§ **SHORT EXERCISE**: Below are records; work out how many of their lines contain "estación" and give only that number.

##### RECORDS PROVIDED

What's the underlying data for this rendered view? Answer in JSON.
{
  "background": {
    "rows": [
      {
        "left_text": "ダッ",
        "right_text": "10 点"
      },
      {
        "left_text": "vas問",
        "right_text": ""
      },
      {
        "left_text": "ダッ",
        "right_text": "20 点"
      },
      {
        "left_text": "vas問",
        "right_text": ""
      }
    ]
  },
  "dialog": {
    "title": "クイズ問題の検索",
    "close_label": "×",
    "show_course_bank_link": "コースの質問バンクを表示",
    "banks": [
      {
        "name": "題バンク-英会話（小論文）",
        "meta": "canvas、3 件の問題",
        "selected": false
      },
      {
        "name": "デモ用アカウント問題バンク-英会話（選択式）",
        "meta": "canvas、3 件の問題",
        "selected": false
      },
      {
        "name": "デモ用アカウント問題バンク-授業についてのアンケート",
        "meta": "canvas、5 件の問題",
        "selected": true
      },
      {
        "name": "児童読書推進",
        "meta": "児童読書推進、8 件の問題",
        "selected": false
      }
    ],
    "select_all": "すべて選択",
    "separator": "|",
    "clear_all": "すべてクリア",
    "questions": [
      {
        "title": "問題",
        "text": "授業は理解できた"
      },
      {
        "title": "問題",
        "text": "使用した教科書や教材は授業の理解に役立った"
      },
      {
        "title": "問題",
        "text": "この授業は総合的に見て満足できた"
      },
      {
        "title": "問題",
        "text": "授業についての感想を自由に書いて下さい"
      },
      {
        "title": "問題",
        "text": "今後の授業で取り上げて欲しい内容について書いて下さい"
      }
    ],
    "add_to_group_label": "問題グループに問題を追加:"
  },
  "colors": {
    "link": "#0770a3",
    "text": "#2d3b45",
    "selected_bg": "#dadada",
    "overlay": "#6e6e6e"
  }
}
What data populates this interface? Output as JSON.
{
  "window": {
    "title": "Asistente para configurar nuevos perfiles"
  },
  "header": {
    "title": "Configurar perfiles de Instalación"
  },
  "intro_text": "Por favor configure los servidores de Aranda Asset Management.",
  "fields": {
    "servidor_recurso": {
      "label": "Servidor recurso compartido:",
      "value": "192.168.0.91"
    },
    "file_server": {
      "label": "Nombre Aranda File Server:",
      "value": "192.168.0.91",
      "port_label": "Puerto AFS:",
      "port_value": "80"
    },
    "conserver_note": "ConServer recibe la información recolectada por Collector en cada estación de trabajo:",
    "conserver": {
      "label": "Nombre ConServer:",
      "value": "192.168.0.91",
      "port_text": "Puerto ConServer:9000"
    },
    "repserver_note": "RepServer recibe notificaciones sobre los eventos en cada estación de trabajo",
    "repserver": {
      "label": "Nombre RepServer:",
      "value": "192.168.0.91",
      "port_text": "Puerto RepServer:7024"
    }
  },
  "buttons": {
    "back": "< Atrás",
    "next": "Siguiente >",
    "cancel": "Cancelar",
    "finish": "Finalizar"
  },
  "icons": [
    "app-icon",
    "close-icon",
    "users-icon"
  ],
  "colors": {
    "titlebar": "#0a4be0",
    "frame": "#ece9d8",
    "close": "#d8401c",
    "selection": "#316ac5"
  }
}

##########

§ **EXERCISE OUTPUT**: 2